# WHAT TO DO
A complete, exact copy of the data is the required answer.
-------- AVAILABLE DATA --------
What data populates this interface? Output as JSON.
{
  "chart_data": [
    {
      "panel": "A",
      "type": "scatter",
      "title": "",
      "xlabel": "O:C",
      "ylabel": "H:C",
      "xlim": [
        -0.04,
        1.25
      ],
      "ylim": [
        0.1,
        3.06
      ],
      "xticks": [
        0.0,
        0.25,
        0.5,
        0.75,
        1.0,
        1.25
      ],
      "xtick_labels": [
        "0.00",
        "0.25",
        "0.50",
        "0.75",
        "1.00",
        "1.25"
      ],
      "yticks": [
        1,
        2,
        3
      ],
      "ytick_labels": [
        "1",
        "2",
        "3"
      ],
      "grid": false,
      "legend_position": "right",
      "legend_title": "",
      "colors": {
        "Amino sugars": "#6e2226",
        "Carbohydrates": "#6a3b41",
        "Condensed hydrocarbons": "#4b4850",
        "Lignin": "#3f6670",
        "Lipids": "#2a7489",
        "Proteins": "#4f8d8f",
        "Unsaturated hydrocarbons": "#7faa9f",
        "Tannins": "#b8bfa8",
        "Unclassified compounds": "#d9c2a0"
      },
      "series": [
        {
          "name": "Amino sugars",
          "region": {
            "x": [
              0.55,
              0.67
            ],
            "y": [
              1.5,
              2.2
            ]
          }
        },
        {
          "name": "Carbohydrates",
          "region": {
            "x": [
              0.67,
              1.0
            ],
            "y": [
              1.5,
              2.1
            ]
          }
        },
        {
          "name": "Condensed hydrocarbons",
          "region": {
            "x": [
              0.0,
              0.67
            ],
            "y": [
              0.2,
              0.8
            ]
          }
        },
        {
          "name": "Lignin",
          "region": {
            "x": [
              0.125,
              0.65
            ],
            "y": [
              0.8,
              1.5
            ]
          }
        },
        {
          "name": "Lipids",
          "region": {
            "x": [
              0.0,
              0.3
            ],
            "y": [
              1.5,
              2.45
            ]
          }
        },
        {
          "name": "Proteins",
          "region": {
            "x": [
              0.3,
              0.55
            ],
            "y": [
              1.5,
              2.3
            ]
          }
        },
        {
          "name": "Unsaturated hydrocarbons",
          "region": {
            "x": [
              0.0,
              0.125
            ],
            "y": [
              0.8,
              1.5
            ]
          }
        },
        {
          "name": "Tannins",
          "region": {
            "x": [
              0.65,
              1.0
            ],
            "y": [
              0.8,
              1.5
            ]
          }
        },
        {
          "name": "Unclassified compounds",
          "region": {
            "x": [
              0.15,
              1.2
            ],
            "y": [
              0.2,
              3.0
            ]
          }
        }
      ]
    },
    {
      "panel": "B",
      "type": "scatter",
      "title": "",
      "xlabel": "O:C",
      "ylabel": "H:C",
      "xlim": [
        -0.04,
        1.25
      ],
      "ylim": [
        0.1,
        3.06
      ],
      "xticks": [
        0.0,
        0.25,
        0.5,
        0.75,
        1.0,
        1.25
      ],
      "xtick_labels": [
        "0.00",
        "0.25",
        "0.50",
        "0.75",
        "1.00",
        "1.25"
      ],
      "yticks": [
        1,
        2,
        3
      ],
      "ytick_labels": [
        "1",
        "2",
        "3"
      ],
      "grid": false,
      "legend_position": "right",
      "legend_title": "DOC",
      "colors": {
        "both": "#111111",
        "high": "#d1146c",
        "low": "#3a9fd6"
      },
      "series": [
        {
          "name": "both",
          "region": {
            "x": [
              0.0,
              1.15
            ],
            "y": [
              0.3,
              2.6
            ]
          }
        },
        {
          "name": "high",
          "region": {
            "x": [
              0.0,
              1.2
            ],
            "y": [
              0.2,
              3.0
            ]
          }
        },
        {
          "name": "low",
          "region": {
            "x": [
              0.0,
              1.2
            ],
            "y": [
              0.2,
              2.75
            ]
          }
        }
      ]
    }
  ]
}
--------
# TASK OUTPUT
What data populates this interface? Output as JSON.
{
  "chart_data": [
    {
      "panel": "A",
      "type": "scatter",
      "title": "",
      "xlabel": "O:C",
      "ylabel": "H:C",
      "xlim": [
        -0.04,
        1.25
      ],
      "ylim": [
        0.1,
        3.06
      ],
      "xticks": [
        0.0,
        0.25,
        0.5,
        0.75,
        1.0,
        1.25
      ],
      "xtick_labels": [
        "0.00",
        "0.25",
        "0.50",
        "0.75",
        "1.00",
        "1.25"
      ],
      "yticks": [
        1,
        2,
        3
      ],
      "ytick_labels": [
        "1",
        "2",
        "3"
      ],
      "grid": false,
      "legend_position": "right",
      "legend_title": "",
      "colors": {
        "Amino sugars": "#6e2226",
        "Carbohydrates": "#6a3b41",
        "Condensed hydrocarbons": "#4b4850",
        "Lignin": "#3f6670",
        "Lipids": "#2a7489",
        "Proteins": "#4f8d8f",
        "Unsaturated hydrocarbons": "#7faa9f",
        "Tannins": "#b8bfa8",
        "Unclassified compounds": "#d9c2a0"
      },
      "series": [
        {
          "name": "Amino sugars",
          "region": {
            "x": [
              0.55,
              0.67
            ],
            "y": [
              1.5,
              2.2
            ]
          }
        },
        {
          "name": "Carbohydrates",
          "region": {
            "x": [
              0.67,
              1.0
            ],
            "y": [
              1.5,
              2.1
            ]
          }
        },
        {
          "name": "Condensed hydrocarbons",
          "region": {
            "x": [
              0.0,
              0.67
            ],
            "y": [
              0.2,
              0.8
            ]
          }
        },
        {
          "name": "Lignin",
          "region": {
            "x": [
              0.125,
              0.65
            ],
            "y": [
              0.8,
              1.5
            ]
          }
        },
        {
          "name": "Lipids",
          "region": {
            "x": [
              0.0,
              0.3
            ],
            "y": [
              1.5,
              2.45
            ]
          }
        },
        {
          "name": "Proteins",
          "region": {
            "x": [
              0.3,
              0.55
            ],
            "y": [
              1.5,
              2.3
            ]
          }
        },
        {
          "name": "Unsaturated hydrocarbons",
          "region": {
            "x": [
              0.0,
              0.125
            ],
            "y": [
              0.8,
              1.5
            ]
          }
        },
        {
          "name": "Tannins",
          "region": {
            "x": [
              0.65,
              1.0
            ],
            "y": [
              0.8,
              1.5
            ]
          }
        },
        {
          "name": "Unclassified compounds",
          "region": {
            "x": [
              0.15,
              1.2
            ],
            "y": [
              0.2,
              3.0
            ]
          }
        }
      ]
    },
    {
      "panel": "B",
      "type": "scatter",
      "title": "",
      "xlabel": "O:C",
      "ylabel": "H:C",
      "xlim": [
        -0.04,
        1.25
      ],
      "ylim": [
        0.1,
        3.06
      ],
      "xticks": [
        0.0,
        0.25,
        0.5,
        0.75,
        1.0,
        1.25
      ],
      "xtick_labels": [
        "0.00",
        "0.25",
        "0.50",
        "0.75",
        "1.00",
        "1.25"
      ],
      "yticks": [
        1,
        2,
        3
      ],
      "ytick_labels": [
        "1",
        "2",
        "3"
      ],
      "grid": false,
      "legend_position": "right",
      "legend_title": "DOC",
      "colors": {
        "both": "#111111",
        "high": "#d1146c",
        "low": "#3a9fd6"
      },
      "series": [
        {
          "name": "both",
          "region": {
            "x": [
              0.0,
              1.15
            ],
            "y": [
              0.3,
              2.6
            ]
          }
        },
        {
          "name": "high",
          "region": {
            "x": [
              0.0,
              1.2
            ],
            "y": [
              0.2,
              3.0
            ]
          }
        },
        {
          "name": "low",
          "region": {
            "x": [
              0.0,
              1.2
            ],
            "y": [
              0.2,
              2.75
            ]
          }
        }
      ]
    }
  ]
}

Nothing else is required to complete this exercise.